* **What is required**
Select the lines that hold the word "поступлений" and copy each one.

* **Data for this task**
============================================================
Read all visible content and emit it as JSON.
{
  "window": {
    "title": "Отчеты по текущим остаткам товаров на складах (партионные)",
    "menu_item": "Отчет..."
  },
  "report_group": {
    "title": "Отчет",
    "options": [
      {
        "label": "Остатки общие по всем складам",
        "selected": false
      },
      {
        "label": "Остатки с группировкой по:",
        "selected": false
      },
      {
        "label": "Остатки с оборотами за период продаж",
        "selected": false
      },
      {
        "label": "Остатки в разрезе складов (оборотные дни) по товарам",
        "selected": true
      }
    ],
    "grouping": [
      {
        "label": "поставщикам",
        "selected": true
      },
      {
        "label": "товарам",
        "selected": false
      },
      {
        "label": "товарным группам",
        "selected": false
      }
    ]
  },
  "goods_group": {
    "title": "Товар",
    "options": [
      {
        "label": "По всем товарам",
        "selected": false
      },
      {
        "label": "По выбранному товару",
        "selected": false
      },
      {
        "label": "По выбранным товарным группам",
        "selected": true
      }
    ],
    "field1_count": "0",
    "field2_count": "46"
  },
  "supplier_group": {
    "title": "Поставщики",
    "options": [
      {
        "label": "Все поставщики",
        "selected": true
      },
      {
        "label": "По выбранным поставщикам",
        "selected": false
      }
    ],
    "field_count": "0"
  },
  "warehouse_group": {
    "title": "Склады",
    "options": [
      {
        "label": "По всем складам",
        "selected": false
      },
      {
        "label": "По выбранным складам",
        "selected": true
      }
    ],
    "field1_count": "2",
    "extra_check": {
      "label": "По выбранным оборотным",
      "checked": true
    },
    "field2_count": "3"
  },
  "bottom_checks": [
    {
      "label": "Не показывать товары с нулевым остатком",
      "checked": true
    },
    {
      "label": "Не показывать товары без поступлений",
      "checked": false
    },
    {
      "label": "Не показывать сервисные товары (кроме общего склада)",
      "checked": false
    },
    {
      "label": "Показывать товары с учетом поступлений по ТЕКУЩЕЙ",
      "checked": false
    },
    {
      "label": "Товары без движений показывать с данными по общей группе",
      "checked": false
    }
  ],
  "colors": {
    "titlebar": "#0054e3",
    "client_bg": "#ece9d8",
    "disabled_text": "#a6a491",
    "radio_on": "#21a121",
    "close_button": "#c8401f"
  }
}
============================================================
* **Result for this task**
      "label": "Не показывать товары без поступлений",
      "label": "Показывать товары с учетом поступлений по ТЕКУЩЕЙ",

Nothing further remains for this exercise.